### MATERIAL FOR THIS EXERCISE
* * *

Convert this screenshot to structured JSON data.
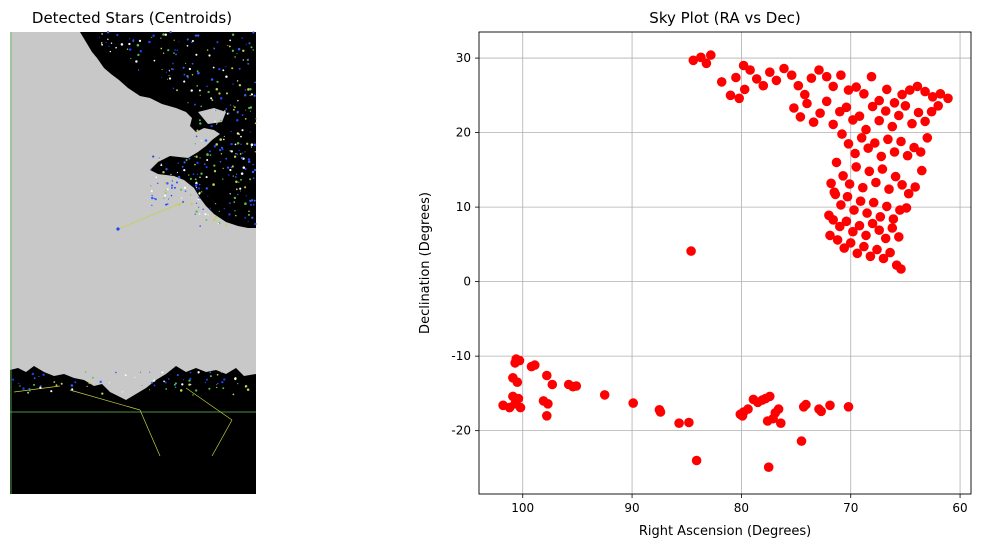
{
  "left_panel": {
    "title": "Detected Stars (Centroids)",
    "description_colors": {
      "sky": "#c8c8c8",
      "ground": "#000000",
      "centroid": "#2040ff",
      "link": "#c8d040",
      "grid": "#60c060"
    }
  },
  "chart_data": {
    "type": "scatter",
    "title": "Sky Plot (RA vs Dec)",
    "xlabel": "Right Ascension (Degrees)",
    "ylabel": "Declination (Degrees)",
    "xlim": [
      104,
      59
    ],
    "ylim": [
      -28.5,
      33.5
    ],
    "x_inverted": true,
    "grid": true,
    "color": "#ff0000",
    "xticks": [
      100,
      90,
      80,
      70,
      60
    ],
    "yticks": [
      -20,
      -10,
      0,
      10,
      20,
      30
    ],
    "points": [
      [
        84.4,
        29.7
      ],
      [
        83.7,
        30.1
      ],
      [
        82.8,
        30.4
      ],
      [
        83.2,
        29.3
      ],
      [
        81.8,
        26.8
      ],
      [
        81.0,
        25.0
      ],
      [
        80.2,
        24.6
      ],
      [
        79.7,
        25.8
      ],
      [
        80.5,
        27.4
      ],
      [
        79.8,
        29.0
      ],
      [
        79.2,
        28.4
      ],
      [
        78.6,
        27.2
      ],
      [
        78.0,
        26.3
      ],
      [
        77.4,
        28.1
      ],
      [
        76.8,
        27.0
      ],
      [
        76.1,
        28.6
      ],
      [
        75.4,
        27.7
      ],
      [
        74.8,
        26.3
      ],
      [
        74.2,
        25.1
      ],
      [
        73.6,
        27.3
      ],
      [
        72.9,
        28.4
      ],
      [
        72.2,
        27.5
      ],
      [
        71.6,
        26.2
      ],
      [
        70.9,
        27.7
      ],
      [
        70.2,
        25.7
      ],
      [
        69.5,
        26.1
      ],
      [
        68.8,
        25.2
      ],
      [
        68.1,
        27.5
      ],
      [
        67.4,
        24.3
      ],
      [
        66.7,
        25.8
      ],
      [
        66.0,
        24.0
      ],
      [
        65.3,
        25.1
      ],
      [
        64.6,
        25.7
      ],
      [
        63.9,
        26.2
      ],
      [
        63.2,
        25.5
      ],
      [
        62.5,
        24.8
      ],
      [
        61.8,
        25.2
      ],
      [
        61.1,
        24.6
      ],
      [
        75.2,
        23.3
      ],
      [
        74.6,
        22.1
      ],
      [
        74.0,
        23.9
      ],
      [
        73.4,
        21.4
      ],
      [
        72.8,
        22.6
      ],
      [
        72.2,
        24.2
      ],
      [
        71.6,
        21.1
      ],
      [
        71.0,
        22.8
      ],
      [
        70.4,
        23.4
      ],
      [
        69.8,
        21.7
      ],
      [
        69.2,
        22.2
      ],
      [
        68.6,
        20.4
      ],
      [
        68.0,
        23.5
      ],
      [
        67.4,
        21.6
      ],
      [
        66.8,
        22.9
      ],
      [
        66.2,
        20.8
      ],
      [
        65.6,
        22.3
      ],
      [
        65.0,
        23.6
      ],
      [
        64.4,
        21.2
      ],
      [
        63.8,
        22.7
      ],
      [
        63.2,
        21.5
      ],
      [
        62.6,
        22.8
      ],
      [
        62.0,
        23.6
      ],
      [
        70.8,
        19.8
      ],
      [
        70.2,
        18.5
      ],
      [
        69.6,
        17.2
      ],
      [
        69.0,
        19.3
      ],
      [
        68.4,
        17.9
      ],
      [
        67.8,
        18.6
      ],
      [
        67.2,
        16.8
      ],
      [
        66.6,
        19.1
      ],
      [
        66.0,
        17.4
      ],
      [
        65.4,
        18.8
      ],
      [
        64.8,
        16.9
      ],
      [
        64.2,
        18.0
      ],
      [
        63.6,
        17.4
      ],
      [
        63.0,
        19.3
      ],
      [
        71.3,
        16.0
      ],
      [
        70.7,
        14.2
      ],
      [
        70.1,
        13.1
      ],
      [
        69.5,
        15.4
      ],
      [
        68.9,
        12.6
      ],
      [
        68.3,
        14.8
      ],
      [
        67.7,
        13.3
      ],
      [
        67.1,
        15.1
      ],
      [
        66.5,
        12.4
      ],
      [
        65.9,
        14.1
      ],
      [
        65.3,
        13.0
      ],
      [
        64.7,
        11.8
      ],
      [
        64.1,
        12.7
      ],
      [
        63.5,
        14.9
      ],
      [
        71.8,
        13.2
      ],
      [
        71.4,
        11.7
      ],
      [
        70.9,
        10.3
      ],
      [
        70.3,
        11.4
      ],
      [
        69.7,
        9.6
      ],
      [
        69.1,
        10.8
      ],
      [
        68.5,
        9.2
      ],
      [
        67.9,
        10.6
      ],
      [
        67.3,
        8.7
      ],
      [
        66.7,
        10.1
      ],
      [
        66.1,
        8.4
      ],
      [
        65.5,
        9.6
      ],
      [
        64.9,
        9.9
      ],
      [
        71.6,
        8.3
      ],
      [
        71.0,
        7.4
      ],
      [
        70.4,
        8.1
      ],
      [
        69.8,
        6.7
      ],
      [
        69.2,
        7.5
      ],
      [
        68.6,
        6.2
      ],
      [
        68.0,
        7.8
      ],
      [
        67.4,
        6.9
      ],
      [
        66.8,
        5.8
      ],
      [
        66.2,
        7.2
      ],
      [
        65.6,
        6.0
      ],
      [
        71.9,
        6.2
      ],
      [
        71.2,
        5.6
      ],
      [
        70.6,
        4.5
      ],
      [
        70.0,
        5.2
      ],
      [
        69.4,
        3.8
      ],
      [
        68.8,
        4.7
      ],
      [
        68.2,
        3.4
      ],
      [
        67.6,
        4.3
      ],
      [
        67.0,
        3.1
      ],
      [
        66.4,
        3.9
      ],
      [
        65.8,
        2.2
      ],
      [
        65.4,
        1.7
      ],
      [
        72.0,
        8.9
      ],
      [
        71.5,
        12.0
      ],
      [
        84.6,
        4.1
      ],
      [
        101.8,
        -16.6
      ],
      [
        101.2,
        -16.9
      ],
      [
        100.7,
        -16.4
      ],
      [
        100.2,
        -16.9
      ],
      [
        100.9,
        -12.9
      ],
      [
        100.5,
        -13.5
      ],
      [
        100.9,
        -15.4
      ],
      [
        100.4,
        -15.7
      ],
      [
        100.6,
        -10.4
      ],
      [
        100.3,
        -10.6
      ],
      [
        100.7,
        -10.9
      ],
      [
        99.2,
        -11.4
      ],
      [
        98.9,
        -11.2
      ],
      [
        97.8,
        -12.6
      ],
      [
        98.1,
        -16.0
      ],
      [
        97.7,
        -16.4
      ],
      [
        97.8,
        -18.0
      ],
      [
        97.3,
        -13.8
      ],
      [
        95.8,
        -13.8
      ],
      [
        95.4,
        -14.1
      ],
      [
        95.1,
        -14.0
      ],
      [
        92.5,
        -15.2
      ],
      [
        89.9,
        -16.3
      ],
      [
        87.5,
        -17.2
      ],
      [
        87.4,
        -17.5
      ],
      [
        85.7,
        -19.0
      ],
      [
        84.8,
        -18.9
      ],
      [
        84.1,
        -24.0
      ],
      [
        80.1,
        -17.8
      ],
      [
        79.8,
        -17.5
      ],
      [
        79.4,
        -17.1
      ],
      [
        78.9,
        -15.8
      ],
      [
        78.5,
        -16.2
      ],
      [
        78.1,
        -15.9
      ],
      [
        77.8,
        -15.7
      ],
      [
        77.4,
        -15.4
      ],
      [
        77.1,
        -18.4
      ],
      [
        77.6,
        -18.7
      ],
      [
        76.9,
        -17.6
      ],
      [
        76.6,
        -17.1
      ],
      [
        76.4,
        -19.0
      ],
      [
        77.5,
        -24.9
      ],
      [
        74.5,
        -21.4
      ],
      [
        74.3,
        -16.8
      ],
      [
        74.1,
        -16.5
      ],
      [
        72.9,
        -17.1
      ],
      [
        72.7,
        -17.4
      ],
      [
        71.9,
        -16.6
      ],
      [
        70.2,
        -16.8
      ],
      [
        79.9,
        -18.0
      ]
    ]
  }
}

* * *

### PROBLEM
Scan the data for the word "title" and copy every line where it shows up.

### SOLUTION FOR THIS EXERCISE
    "title": "Detected Stars (Centroids)",
    "title": "Sky Plot (RA vs Dec)",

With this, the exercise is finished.